Source records ::
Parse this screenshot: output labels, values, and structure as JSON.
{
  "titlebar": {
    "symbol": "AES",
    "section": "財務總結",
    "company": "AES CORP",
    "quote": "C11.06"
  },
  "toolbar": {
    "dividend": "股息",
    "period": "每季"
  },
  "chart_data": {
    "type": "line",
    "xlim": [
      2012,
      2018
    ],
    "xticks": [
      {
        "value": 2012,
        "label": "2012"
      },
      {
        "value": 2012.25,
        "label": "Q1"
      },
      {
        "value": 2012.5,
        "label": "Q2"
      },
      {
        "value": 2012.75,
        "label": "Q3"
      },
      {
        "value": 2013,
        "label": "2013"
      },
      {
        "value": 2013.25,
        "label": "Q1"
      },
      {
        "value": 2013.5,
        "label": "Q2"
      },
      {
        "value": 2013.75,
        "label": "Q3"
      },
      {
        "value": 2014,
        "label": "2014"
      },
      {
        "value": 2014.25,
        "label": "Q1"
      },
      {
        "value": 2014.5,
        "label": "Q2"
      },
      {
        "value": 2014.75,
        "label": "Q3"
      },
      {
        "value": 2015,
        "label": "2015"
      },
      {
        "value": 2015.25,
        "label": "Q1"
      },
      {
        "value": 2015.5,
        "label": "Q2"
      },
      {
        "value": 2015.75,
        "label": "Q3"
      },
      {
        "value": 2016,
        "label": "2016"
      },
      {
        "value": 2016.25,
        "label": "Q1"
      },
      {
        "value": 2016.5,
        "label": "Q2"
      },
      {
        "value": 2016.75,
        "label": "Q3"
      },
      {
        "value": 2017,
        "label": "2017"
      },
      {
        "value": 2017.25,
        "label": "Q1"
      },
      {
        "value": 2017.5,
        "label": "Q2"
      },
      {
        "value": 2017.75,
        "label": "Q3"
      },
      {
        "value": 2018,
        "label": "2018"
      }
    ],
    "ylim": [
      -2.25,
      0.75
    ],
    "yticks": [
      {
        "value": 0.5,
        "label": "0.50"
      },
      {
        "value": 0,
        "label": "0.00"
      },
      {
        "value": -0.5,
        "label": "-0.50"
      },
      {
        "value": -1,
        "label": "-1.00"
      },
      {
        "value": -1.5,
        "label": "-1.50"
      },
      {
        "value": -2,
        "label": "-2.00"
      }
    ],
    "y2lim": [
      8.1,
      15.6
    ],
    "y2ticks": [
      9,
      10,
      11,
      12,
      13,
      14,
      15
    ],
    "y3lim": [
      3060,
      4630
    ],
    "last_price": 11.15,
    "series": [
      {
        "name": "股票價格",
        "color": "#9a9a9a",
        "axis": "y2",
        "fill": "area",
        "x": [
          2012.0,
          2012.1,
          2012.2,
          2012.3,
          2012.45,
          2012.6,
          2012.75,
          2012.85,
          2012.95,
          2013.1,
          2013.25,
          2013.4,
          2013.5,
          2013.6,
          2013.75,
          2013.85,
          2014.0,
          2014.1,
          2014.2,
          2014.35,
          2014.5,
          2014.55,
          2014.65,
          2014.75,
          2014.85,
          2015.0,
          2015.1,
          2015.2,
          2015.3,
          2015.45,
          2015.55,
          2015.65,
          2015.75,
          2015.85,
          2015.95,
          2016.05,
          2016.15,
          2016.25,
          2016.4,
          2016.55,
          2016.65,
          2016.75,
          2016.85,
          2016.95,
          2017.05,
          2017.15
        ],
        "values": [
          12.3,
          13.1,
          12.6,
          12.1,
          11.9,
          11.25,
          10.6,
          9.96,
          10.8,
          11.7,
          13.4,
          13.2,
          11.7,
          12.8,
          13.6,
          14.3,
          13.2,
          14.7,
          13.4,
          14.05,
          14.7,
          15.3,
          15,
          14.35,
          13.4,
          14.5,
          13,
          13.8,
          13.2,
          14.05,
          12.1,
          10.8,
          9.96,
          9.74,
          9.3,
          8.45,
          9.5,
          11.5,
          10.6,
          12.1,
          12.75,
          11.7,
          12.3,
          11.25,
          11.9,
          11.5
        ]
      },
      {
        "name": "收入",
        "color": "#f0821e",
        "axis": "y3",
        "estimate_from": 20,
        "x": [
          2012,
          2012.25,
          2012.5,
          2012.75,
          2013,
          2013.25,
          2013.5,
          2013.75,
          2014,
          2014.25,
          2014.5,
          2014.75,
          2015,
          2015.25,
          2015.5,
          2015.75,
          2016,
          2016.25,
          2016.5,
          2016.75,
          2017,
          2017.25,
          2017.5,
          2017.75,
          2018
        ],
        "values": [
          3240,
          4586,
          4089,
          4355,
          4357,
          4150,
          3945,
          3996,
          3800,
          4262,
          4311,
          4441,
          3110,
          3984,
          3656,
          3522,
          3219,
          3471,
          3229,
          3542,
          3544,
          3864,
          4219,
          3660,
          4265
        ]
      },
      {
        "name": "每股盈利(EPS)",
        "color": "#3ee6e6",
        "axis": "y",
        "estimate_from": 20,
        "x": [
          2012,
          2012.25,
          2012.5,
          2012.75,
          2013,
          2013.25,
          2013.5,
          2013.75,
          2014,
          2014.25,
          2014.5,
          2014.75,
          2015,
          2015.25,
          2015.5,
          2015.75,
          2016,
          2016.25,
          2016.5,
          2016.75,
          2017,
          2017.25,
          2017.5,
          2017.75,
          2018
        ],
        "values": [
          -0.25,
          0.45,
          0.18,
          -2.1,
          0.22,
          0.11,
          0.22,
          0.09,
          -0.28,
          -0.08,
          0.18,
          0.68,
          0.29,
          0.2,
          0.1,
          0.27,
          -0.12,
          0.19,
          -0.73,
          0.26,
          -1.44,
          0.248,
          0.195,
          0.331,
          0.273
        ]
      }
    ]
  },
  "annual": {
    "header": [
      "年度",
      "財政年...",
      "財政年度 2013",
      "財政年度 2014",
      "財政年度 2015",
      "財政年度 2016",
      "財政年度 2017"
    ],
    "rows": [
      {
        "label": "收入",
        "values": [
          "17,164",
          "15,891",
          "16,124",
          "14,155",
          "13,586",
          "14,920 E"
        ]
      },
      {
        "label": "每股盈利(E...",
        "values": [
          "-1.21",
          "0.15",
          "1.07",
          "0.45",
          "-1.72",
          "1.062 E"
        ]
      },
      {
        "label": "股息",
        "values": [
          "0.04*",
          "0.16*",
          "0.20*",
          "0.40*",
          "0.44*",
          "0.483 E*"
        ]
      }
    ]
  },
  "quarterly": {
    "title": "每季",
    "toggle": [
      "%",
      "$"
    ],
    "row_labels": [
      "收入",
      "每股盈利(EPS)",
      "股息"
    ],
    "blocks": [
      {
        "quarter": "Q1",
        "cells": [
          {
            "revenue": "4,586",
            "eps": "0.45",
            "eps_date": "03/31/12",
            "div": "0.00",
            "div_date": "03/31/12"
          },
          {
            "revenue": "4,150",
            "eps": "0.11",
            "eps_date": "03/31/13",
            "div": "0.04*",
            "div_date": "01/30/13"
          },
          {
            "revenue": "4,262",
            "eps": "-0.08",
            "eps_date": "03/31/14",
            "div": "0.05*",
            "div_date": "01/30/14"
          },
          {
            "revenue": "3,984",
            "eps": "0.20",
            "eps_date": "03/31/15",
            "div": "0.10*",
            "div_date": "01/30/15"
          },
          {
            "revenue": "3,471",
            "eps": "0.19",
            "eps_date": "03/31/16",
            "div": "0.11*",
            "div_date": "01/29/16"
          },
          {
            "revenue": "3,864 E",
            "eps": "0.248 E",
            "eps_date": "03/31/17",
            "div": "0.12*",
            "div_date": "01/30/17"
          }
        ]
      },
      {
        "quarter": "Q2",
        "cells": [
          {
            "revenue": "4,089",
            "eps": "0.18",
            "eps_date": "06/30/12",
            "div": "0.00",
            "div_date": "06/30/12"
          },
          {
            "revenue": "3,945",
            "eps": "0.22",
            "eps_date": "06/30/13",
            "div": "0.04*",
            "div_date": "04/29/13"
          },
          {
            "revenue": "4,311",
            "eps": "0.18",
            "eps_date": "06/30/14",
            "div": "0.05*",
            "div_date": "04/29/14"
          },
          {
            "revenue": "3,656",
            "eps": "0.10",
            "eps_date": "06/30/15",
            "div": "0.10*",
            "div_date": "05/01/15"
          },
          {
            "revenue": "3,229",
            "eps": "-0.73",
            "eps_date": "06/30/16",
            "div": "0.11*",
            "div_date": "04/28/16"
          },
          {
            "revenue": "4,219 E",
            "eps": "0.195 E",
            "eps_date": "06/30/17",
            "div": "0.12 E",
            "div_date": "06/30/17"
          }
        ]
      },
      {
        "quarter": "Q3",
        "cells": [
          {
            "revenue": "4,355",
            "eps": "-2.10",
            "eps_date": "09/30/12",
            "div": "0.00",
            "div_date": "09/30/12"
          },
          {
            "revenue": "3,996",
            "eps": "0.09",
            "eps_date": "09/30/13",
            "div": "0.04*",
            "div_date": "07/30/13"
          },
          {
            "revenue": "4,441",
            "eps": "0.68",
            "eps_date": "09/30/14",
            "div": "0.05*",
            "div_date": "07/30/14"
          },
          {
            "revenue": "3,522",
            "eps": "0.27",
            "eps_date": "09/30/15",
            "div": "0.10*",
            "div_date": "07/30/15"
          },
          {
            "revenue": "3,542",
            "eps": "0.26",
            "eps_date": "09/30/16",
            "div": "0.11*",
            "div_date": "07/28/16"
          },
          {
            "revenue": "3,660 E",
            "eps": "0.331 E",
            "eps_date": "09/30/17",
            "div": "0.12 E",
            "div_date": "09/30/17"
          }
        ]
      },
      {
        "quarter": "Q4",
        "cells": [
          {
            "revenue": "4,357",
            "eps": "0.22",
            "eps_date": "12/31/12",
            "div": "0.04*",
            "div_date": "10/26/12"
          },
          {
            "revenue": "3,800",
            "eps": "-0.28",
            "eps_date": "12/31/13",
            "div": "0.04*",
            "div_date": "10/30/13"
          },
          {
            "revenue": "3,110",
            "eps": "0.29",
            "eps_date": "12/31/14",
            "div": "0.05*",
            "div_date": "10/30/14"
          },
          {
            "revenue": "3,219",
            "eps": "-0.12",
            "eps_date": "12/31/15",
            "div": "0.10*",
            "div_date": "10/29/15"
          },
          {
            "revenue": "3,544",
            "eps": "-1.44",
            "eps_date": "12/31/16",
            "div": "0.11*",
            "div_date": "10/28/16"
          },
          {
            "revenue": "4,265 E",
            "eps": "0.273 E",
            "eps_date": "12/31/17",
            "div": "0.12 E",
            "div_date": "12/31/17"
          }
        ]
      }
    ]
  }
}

Given exercise :: Read the entries above, then pull out the lines that include "財政年度".

Output of the exercise ::
      "財政年度 2013",
      "財政年度 2014",
      "財政年度 2015",
      "財政年度 2016",
      "財政年度 2017"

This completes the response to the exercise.